* _Task requirements_
Pull out every line in the data that has the string "đoạn" in it.

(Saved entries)
══════════

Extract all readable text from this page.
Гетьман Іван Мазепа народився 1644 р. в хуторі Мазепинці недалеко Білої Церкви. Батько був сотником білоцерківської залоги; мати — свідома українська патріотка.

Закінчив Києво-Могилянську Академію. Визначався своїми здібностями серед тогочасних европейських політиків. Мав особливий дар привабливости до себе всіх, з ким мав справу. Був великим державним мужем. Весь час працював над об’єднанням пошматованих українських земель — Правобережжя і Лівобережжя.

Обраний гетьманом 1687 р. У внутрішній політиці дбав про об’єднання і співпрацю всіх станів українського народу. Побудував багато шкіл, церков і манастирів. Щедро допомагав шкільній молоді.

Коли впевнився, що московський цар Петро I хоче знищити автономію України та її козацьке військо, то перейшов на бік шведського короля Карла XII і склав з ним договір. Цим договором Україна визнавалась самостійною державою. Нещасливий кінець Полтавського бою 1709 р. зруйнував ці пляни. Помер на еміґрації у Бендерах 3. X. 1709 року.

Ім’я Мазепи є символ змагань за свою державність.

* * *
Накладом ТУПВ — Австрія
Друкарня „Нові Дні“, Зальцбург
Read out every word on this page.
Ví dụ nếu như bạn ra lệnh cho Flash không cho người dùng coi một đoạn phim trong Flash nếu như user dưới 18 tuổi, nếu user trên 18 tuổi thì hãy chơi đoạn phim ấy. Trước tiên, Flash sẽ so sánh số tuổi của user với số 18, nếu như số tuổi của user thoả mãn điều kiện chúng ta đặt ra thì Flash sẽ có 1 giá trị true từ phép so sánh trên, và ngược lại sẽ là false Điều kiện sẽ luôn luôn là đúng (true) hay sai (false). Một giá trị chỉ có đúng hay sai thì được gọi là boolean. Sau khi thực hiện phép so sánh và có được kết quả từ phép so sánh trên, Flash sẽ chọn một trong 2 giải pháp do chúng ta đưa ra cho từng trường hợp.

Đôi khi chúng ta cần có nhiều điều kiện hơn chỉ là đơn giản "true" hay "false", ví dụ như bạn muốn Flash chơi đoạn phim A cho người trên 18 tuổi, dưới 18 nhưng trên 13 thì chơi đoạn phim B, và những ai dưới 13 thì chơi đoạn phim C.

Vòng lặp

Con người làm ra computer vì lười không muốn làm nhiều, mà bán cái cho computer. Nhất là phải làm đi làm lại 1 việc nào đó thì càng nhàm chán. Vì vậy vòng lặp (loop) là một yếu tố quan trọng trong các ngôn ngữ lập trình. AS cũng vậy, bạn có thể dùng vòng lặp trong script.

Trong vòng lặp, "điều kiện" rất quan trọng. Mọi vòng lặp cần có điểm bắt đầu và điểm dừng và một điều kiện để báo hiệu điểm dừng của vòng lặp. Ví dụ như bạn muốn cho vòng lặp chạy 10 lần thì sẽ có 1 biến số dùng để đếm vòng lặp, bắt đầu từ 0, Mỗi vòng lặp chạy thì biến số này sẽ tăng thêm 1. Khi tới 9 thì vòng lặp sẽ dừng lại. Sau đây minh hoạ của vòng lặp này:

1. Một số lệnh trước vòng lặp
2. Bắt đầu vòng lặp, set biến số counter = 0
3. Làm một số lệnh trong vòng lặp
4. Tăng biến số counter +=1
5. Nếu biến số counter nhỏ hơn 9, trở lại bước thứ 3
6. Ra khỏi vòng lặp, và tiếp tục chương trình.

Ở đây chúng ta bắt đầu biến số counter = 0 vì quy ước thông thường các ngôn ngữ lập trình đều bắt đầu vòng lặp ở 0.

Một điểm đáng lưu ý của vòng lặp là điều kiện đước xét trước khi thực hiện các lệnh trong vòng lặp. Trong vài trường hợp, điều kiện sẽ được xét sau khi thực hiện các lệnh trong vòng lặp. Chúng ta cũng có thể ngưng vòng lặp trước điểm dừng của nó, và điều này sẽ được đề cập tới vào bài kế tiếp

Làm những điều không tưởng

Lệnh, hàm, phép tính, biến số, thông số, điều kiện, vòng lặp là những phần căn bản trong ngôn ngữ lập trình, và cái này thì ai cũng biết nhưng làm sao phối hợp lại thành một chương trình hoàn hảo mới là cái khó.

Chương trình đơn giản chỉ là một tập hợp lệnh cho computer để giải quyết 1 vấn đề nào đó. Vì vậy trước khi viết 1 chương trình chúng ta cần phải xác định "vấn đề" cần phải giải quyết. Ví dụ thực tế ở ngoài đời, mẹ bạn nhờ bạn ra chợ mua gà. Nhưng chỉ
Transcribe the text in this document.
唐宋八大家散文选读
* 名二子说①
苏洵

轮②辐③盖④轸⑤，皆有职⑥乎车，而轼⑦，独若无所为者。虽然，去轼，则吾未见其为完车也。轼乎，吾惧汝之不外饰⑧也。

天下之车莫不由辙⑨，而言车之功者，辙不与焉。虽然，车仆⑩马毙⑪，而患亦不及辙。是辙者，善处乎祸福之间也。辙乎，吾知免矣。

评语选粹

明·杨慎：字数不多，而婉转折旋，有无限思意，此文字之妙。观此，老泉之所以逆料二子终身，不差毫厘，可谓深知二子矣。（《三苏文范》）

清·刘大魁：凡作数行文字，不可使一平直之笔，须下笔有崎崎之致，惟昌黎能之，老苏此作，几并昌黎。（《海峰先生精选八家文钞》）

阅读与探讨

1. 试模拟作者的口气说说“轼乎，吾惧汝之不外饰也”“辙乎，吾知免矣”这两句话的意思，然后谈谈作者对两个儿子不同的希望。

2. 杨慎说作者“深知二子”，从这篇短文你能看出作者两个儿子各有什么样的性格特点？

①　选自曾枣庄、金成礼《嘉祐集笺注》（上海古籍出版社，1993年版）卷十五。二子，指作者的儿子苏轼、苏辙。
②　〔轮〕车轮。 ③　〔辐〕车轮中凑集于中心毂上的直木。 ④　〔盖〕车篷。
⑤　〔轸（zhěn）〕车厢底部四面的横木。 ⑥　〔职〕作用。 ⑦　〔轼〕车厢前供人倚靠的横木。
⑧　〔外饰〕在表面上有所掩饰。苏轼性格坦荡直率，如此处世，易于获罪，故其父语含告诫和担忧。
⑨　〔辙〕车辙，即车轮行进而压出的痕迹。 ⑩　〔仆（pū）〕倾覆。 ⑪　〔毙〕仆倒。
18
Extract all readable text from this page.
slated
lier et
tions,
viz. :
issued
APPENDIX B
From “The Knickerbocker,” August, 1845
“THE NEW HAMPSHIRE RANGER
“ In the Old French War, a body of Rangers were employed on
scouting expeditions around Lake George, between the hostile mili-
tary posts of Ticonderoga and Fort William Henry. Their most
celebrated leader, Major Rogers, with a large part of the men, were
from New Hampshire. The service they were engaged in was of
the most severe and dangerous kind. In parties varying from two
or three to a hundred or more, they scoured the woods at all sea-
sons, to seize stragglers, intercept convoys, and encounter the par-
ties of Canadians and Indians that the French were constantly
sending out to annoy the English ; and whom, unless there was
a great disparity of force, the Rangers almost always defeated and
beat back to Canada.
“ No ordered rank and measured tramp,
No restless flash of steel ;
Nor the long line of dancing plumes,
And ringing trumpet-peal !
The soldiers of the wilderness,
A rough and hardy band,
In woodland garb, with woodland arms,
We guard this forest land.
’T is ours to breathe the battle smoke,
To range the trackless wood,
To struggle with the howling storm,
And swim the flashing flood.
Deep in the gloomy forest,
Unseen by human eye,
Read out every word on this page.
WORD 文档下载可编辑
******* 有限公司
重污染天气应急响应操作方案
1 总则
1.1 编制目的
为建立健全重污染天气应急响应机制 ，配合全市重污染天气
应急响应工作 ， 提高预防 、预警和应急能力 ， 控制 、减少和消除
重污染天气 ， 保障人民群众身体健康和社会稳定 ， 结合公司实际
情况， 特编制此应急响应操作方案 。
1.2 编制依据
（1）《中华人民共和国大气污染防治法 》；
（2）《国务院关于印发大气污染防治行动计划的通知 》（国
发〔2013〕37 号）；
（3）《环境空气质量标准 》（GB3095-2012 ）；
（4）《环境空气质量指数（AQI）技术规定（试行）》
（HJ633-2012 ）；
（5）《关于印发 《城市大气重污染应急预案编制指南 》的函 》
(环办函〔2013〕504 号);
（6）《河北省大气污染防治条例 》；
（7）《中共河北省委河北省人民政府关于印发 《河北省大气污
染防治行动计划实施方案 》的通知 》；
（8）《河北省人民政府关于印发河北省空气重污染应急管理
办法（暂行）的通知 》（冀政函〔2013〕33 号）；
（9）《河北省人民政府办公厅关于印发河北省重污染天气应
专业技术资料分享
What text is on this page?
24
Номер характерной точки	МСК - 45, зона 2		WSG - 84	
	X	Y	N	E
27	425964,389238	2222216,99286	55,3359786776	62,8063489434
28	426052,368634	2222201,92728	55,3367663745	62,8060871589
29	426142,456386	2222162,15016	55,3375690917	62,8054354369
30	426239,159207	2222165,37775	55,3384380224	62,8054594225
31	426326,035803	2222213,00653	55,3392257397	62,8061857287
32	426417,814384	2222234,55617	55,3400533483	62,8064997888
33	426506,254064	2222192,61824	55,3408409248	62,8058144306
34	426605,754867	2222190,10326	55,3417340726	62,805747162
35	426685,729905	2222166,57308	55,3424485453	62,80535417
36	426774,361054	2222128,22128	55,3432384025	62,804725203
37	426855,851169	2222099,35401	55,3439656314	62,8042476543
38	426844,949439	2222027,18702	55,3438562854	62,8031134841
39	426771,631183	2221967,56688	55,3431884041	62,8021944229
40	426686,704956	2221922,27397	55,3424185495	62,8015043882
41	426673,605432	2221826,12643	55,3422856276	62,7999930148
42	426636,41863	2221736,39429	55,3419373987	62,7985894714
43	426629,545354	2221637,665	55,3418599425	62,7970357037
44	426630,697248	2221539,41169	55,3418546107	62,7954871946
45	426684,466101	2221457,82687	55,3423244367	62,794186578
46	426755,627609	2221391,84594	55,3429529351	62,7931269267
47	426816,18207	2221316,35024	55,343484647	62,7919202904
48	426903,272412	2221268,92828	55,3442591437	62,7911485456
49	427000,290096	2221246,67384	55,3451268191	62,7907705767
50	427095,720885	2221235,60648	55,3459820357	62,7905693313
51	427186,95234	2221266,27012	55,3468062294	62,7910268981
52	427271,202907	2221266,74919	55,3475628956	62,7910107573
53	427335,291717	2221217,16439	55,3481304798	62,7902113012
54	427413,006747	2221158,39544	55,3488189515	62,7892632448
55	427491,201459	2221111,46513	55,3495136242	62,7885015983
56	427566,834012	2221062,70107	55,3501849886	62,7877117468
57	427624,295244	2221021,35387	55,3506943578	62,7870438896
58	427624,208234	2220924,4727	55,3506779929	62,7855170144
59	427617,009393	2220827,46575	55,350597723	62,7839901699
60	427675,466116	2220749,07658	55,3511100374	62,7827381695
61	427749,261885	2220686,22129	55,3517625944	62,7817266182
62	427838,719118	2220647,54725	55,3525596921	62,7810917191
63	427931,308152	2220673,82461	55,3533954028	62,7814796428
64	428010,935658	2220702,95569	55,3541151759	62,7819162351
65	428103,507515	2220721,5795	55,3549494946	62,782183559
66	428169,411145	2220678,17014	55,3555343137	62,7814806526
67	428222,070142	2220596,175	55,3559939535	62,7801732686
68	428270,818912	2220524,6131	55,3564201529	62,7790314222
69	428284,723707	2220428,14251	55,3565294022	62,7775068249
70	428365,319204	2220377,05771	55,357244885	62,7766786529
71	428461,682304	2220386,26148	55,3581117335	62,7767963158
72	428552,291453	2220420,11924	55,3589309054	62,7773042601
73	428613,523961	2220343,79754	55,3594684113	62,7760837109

══════════

* _Response_
Ví dụ nếu như bạn ra lệnh cho Flash không cho người dùng coi một đoạn phim trong Flash nếu như user dưới 18 tuổi, nếu user trên 18 tuổi thì hãy chơi đoạn phim ấy. Trước tiên, Flash sẽ so sánh số tuổi của user với số 18, nếu như số tuổi của user thoả mãn điều kiện chúng ta đặt ra thì Flash sẽ có 1 giá trị true từ phép so sánh trên, và ngược lại sẽ là false Điều kiện sẽ luôn luôn là đúng (true) hay sai (false). Một giá trị chỉ có đúng hay sai thì được gọi là boolean. Sau khi thực hiện phép so sánh và có được kết quả từ phép so sánh trên, Flash sẽ chọn một trong 2 giải pháp do chúng ta đưa ra cho từng trường hợp.
Đôi khi chúng ta cần có nhiều điều kiện hơn chỉ là đơn giản "true" hay "false", ví dụ như bạn muốn Flash chơi đoạn phim A cho người trên 18 tuổi, dưới 18 nhưng trên 13 thì chơi đoạn phim B, và những ai dưới 13 thì chơi đoạn phim C.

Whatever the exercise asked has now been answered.